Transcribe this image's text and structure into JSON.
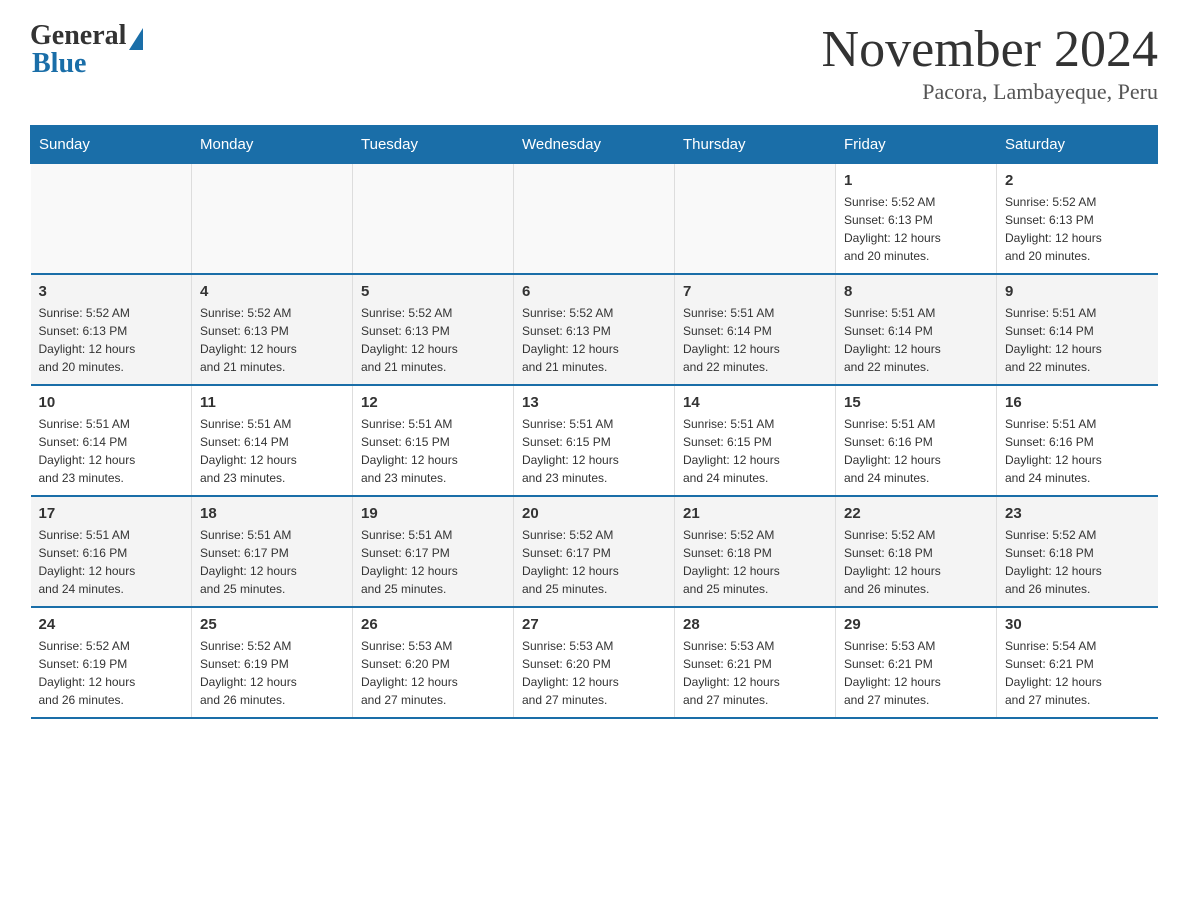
{
  "logo": {
    "general": "General",
    "blue": "Blue"
  },
  "header": {
    "month_title": "November 2024",
    "location": "Pacora, Lambayeque, Peru"
  },
  "weekdays": [
    "Sunday",
    "Monday",
    "Tuesday",
    "Wednesday",
    "Thursday",
    "Friday",
    "Saturday"
  ],
  "weeks": [
    [
      {
        "day": "",
        "info": ""
      },
      {
        "day": "",
        "info": ""
      },
      {
        "day": "",
        "info": ""
      },
      {
        "day": "",
        "info": ""
      },
      {
        "day": "",
        "info": ""
      },
      {
        "day": "1",
        "info": "Sunrise: 5:52 AM\nSunset: 6:13 PM\nDaylight: 12 hours\nand 20 minutes."
      },
      {
        "day": "2",
        "info": "Sunrise: 5:52 AM\nSunset: 6:13 PM\nDaylight: 12 hours\nand 20 minutes."
      }
    ],
    [
      {
        "day": "3",
        "info": "Sunrise: 5:52 AM\nSunset: 6:13 PM\nDaylight: 12 hours\nand 20 minutes."
      },
      {
        "day": "4",
        "info": "Sunrise: 5:52 AM\nSunset: 6:13 PM\nDaylight: 12 hours\nand 21 minutes."
      },
      {
        "day": "5",
        "info": "Sunrise: 5:52 AM\nSunset: 6:13 PM\nDaylight: 12 hours\nand 21 minutes."
      },
      {
        "day": "6",
        "info": "Sunrise: 5:52 AM\nSunset: 6:13 PM\nDaylight: 12 hours\nand 21 minutes."
      },
      {
        "day": "7",
        "info": "Sunrise: 5:51 AM\nSunset: 6:14 PM\nDaylight: 12 hours\nand 22 minutes."
      },
      {
        "day": "8",
        "info": "Sunrise: 5:51 AM\nSunset: 6:14 PM\nDaylight: 12 hours\nand 22 minutes."
      },
      {
        "day": "9",
        "info": "Sunrise: 5:51 AM\nSunset: 6:14 PM\nDaylight: 12 hours\nand 22 minutes."
      }
    ],
    [
      {
        "day": "10",
        "info": "Sunrise: 5:51 AM\nSunset: 6:14 PM\nDaylight: 12 hours\nand 23 minutes."
      },
      {
        "day": "11",
        "info": "Sunrise: 5:51 AM\nSunset: 6:14 PM\nDaylight: 12 hours\nand 23 minutes."
      },
      {
        "day": "12",
        "info": "Sunrise: 5:51 AM\nSunset: 6:15 PM\nDaylight: 12 hours\nand 23 minutes."
      },
      {
        "day": "13",
        "info": "Sunrise: 5:51 AM\nSunset: 6:15 PM\nDaylight: 12 hours\nand 23 minutes."
      },
      {
        "day": "14",
        "info": "Sunrise: 5:51 AM\nSunset: 6:15 PM\nDaylight: 12 hours\nand 24 minutes."
      },
      {
        "day": "15",
        "info": "Sunrise: 5:51 AM\nSunset: 6:16 PM\nDaylight: 12 hours\nand 24 minutes."
      },
      {
        "day": "16",
        "info": "Sunrise: 5:51 AM\nSunset: 6:16 PM\nDaylight: 12 hours\nand 24 minutes."
      }
    ],
    [
      {
        "day": "17",
        "info": "Sunrise: 5:51 AM\nSunset: 6:16 PM\nDaylight: 12 hours\nand 24 minutes."
      },
      {
        "day": "18",
        "info": "Sunrise: 5:51 AM\nSunset: 6:17 PM\nDaylight: 12 hours\nand 25 minutes."
      },
      {
        "day": "19",
        "info": "Sunrise: 5:51 AM\nSunset: 6:17 PM\nDaylight: 12 hours\nand 25 minutes."
      },
      {
        "day": "20",
        "info": "Sunrise: 5:52 AM\nSunset: 6:17 PM\nDaylight: 12 hours\nand 25 minutes."
      },
      {
        "day": "21",
        "info": "Sunrise: 5:52 AM\nSunset: 6:18 PM\nDaylight: 12 hours\nand 25 minutes."
      },
      {
        "day": "22",
        "info": "Sunrise: 5:52 AM\nSunset: 6:18 PM\nDaylight: 12 hours\nand 26 minutes."
      },
      {
        "day": "23",
        "info": "Sunrise: 5:52 AM\nSunset: 6:18 PM\nDaylight: 12 hours\nand 26 minutes."
      }
    ],
    [
      {
        "day": "24",
        "info": "Sunrise: 5:52 AM\nSunset: 6:19 PM\nDaylight: 12 hours\nand 26 minutes."
      },
      {
        "day": "25",
        "info": "Sunrise: 5:52 AM\nSunset: 6:19 PM\nDaylight: 12 hours\nand 26 minutes."
      },
      {
        "day": "26",
        "info": "Sunrise: 5:53 AM\nSunset: 6:20 PM\nDaylight: 12 hours\nand 27 minutes."
      },
      {
        "day": "27",
        "info": "Sunrise: 5:53 AM\nSunset: 6:20 PM\nDaylight: 12 hours\nand 27 minutes."
      },
      {
        "day": "28",
        "info": "Sunrise: 5:53 AM\nSunset: 6:21 PM\nDaylight: 12 hours\nand 27 minutes."
      },
      {
        "day": "29",
        "info": "Sunrise: 5:53 AM\nSunset: 6:21 PM\nDaylight: 12 hours\nand 27 minutes."
      },
      {
        "day": "30",
        "info": "Sunrise: 5:54 AM\nSunset: 6:21 PM\nDaylight: 12 hours\nand 27 minutes."
      }
    ]
  ]
}
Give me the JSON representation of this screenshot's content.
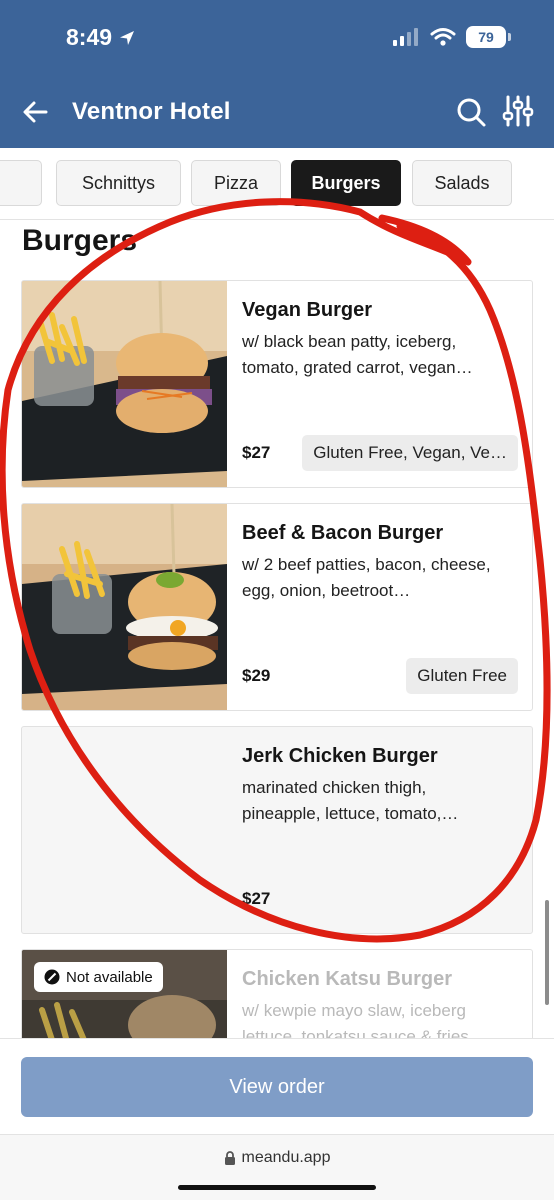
{
  "status_bar": {
    "time": "8:49",
    "battery": "79"
  },
  "header": {
    "title": "Ventnor Hotel"
  },
  "tabs": [
    {
      "label": ""
    },
    {
      "label": "Schnittys"
    },
    {
      "label": "Pizza"
    },
    {
      "label": "Burgers",
      "active": true
    },
    {
      "label": "Salads"
    }
  ],
  "section": {
    "title": "Burgers"
  },
  "items": [
    {
      "name": "Vegan Burger",
      "description": "w/ black bean patty, iceberg, tomato, grated carrot, vegan…",
      "price": "$27",
      "tags": "Gluten Free, Vegan, Ve…",
      "has_image": true,
      "available": true
    },
    {
      "name": "Beef & Bacon Burger",
      "description": "w/ 2 beef patties, bacon, cheese, egg, onion, beetroot…",
      "price": "$29",
      "tags": "Gluten Free",
      "has_image": true,
      "available": true
    },
    {
      "name": "Jerk Chicken Burger",
      "description": "marinated chicken thigh, pineapple, lettuce, tomato,…",
      "price": "$27",
      "tags": "",
      "has_image": false,
      "available": true
    },
    {
      "name": "Chicken Katsu Burger",
      "description": "w/ kewpie mayo slaw, iceberg lettuce, tonkatsu sauce & fries",
      "price": "",
      "tags": "",
      "has_image": true,
      "available": false,
      "badge": "Not available"
    }
  ],
  "footer": {
    "view_order": "View order"
  },
  "browser": {
    "url": "meandu.app"
  },
  "colors": {
    "header": "#3c6499",
    "button": "#7f9dc7",
    "active_tab": "#1a1a1a",
    "annotation": "#dd1f12"
  }
}
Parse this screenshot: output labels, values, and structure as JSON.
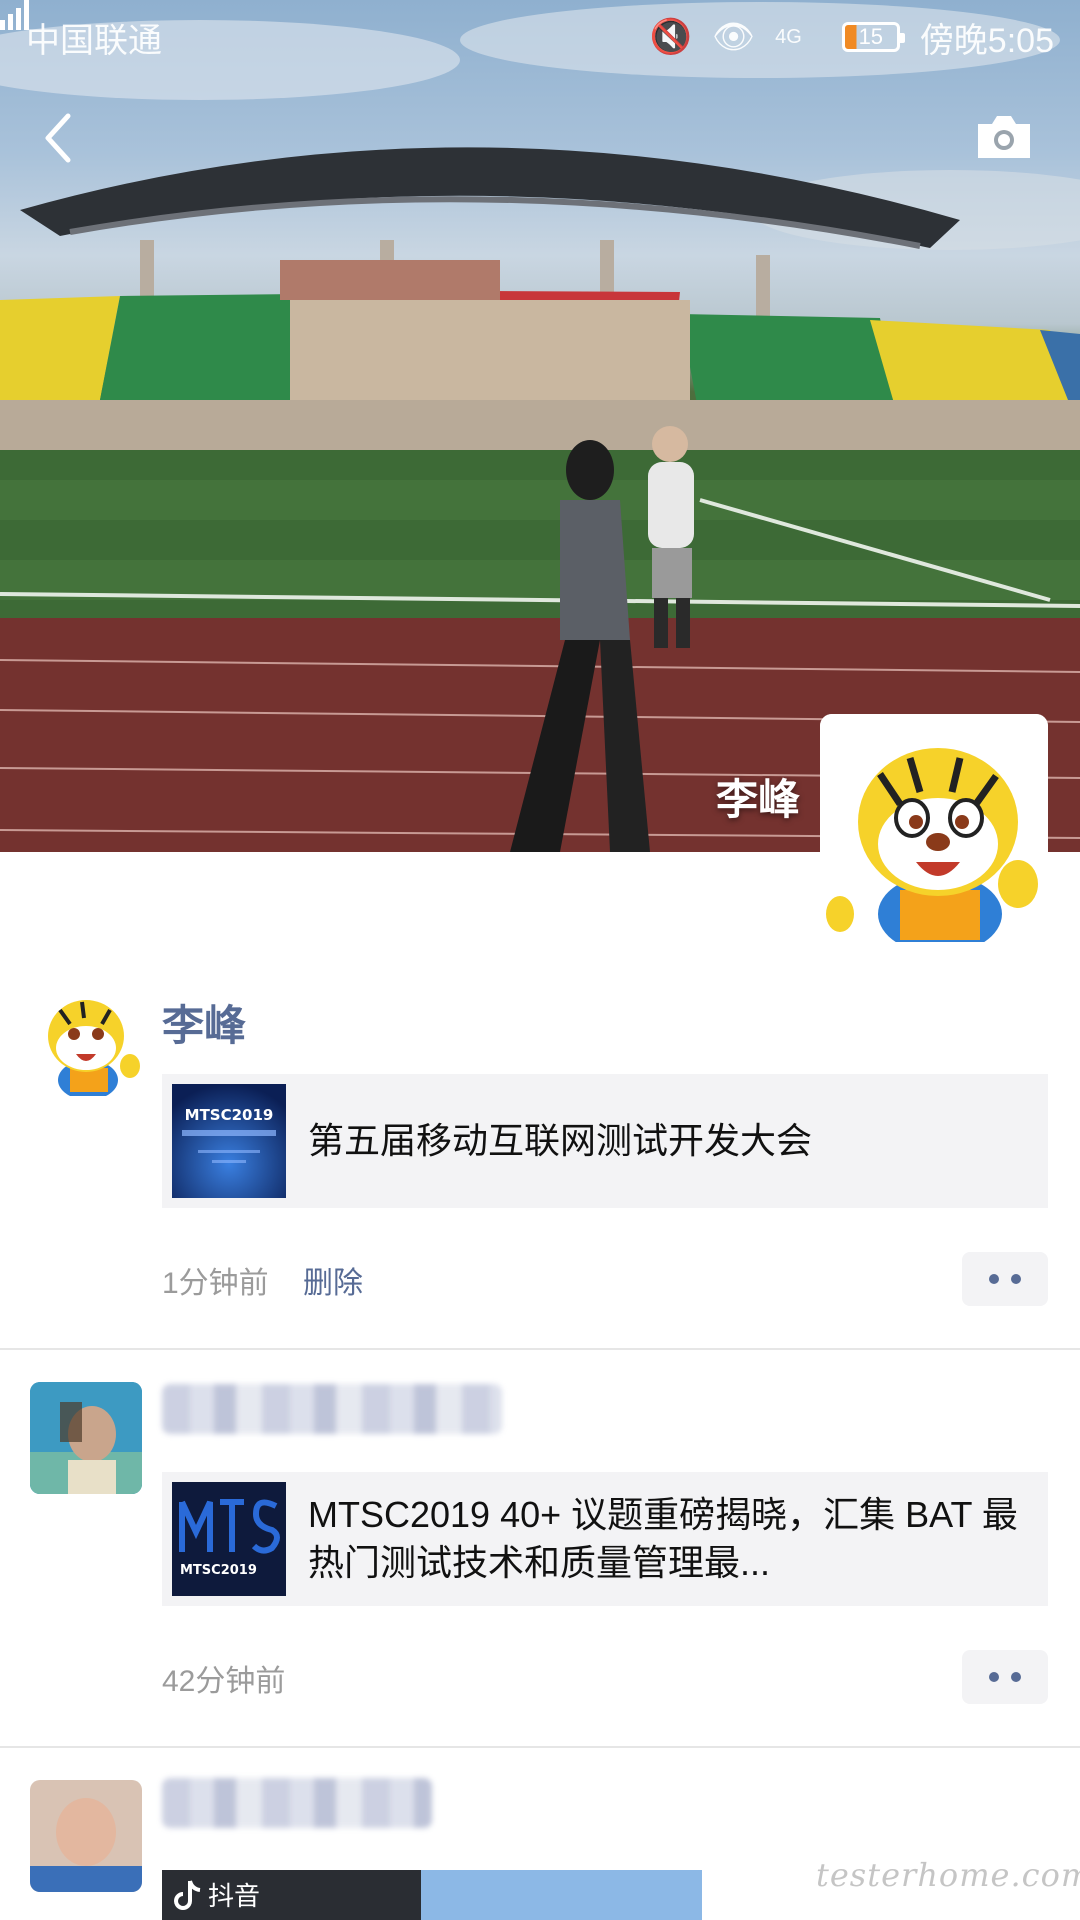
{
  "status_bar": {
    "carrier": "中国联通",
    "network": "4G",
    "battery": "15",
    "time": "傍晚5:05"
  },
  "header": {
    "back_icon": "chevron-left-icon",
    "camera_icon": "camera-icon"
  },
  "profile": {
    "name": "李峰"
  },
  "posts": [
    {
      "author": "李峰",
      "link_thumb_text": "MTSC2019",
      "link_title": "第五届移动互联网测试开发大会",
      "time": "1分钟前",
      "delete_label": "删除"
    },
    {
      "author": "",
      "link_thumb_text": "MTSC2019",
      "link_title": "MTSC2019 40+ 议题重磅揭晓，汇集 BAT 最热门测试技术和质量管理最...",
      "time": "42分钟前"
    },
    {
      "author": "",
      "app_label": "抖音"
    }
  ],
  "watermark": "testerhome.com",
  "colors": {
    "link_blue": "#576b95",
    "card_bg": "#f3f3f5",
    "time_gray": "#9b9b9b"
  }
}
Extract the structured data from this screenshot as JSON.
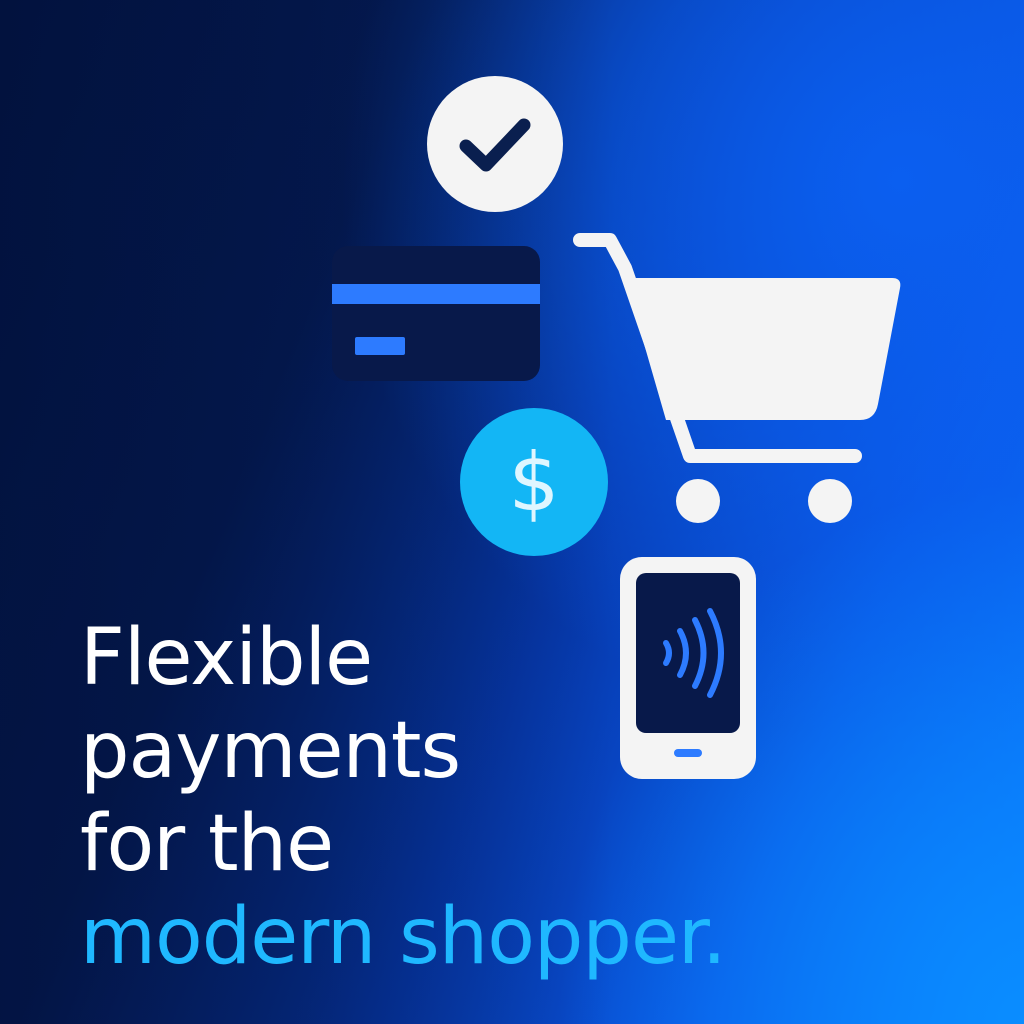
{
  "headline": {
    "line1": "Flexible",
    "line2": "payments",
    "line3": "for the",
    "line4": "modern shopper."
  },
  "dollar_symbol": "$",
  "icons": [
    "check-icon",
    "credit-card-icon",
    "dollar-coin-icon",
    "shopping-cart-icon",
    "contactless-phone-icon"
  ],
  "colors": {
    "background_dark": "#03174a",
    "background_bright": "#0b74ff",
    "headline_white": "#ffffff",
    "headline_accent": "#1fb8ff",
    "icon_light": "#f4f4f4",
    "card_dark": "#08194a",
    "card_stripe": "#2d7bff",
    "coin_cyan": "#13b6f5",
    "checkmark": "#0a1f4f"
  }
}
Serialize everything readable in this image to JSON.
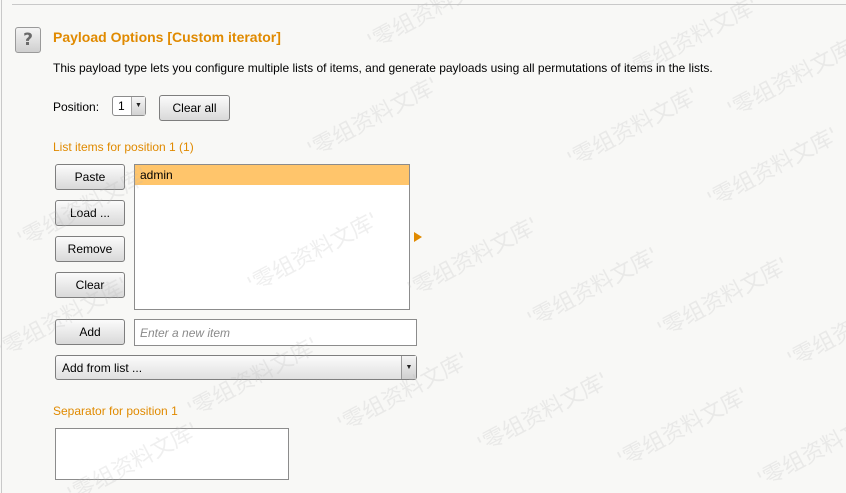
__________
* **WORK TO DO**:
Find each line holding the word "lettuce" and copy it.

* **RESULT OF THE EXERCISE**:
      "description": "marinated chicken thigh, pineapple, lettuce, tomato,…",
      "description": "w/ kewpie mayo slaw, iceberg lettuce, tonkatsu sauce & fries",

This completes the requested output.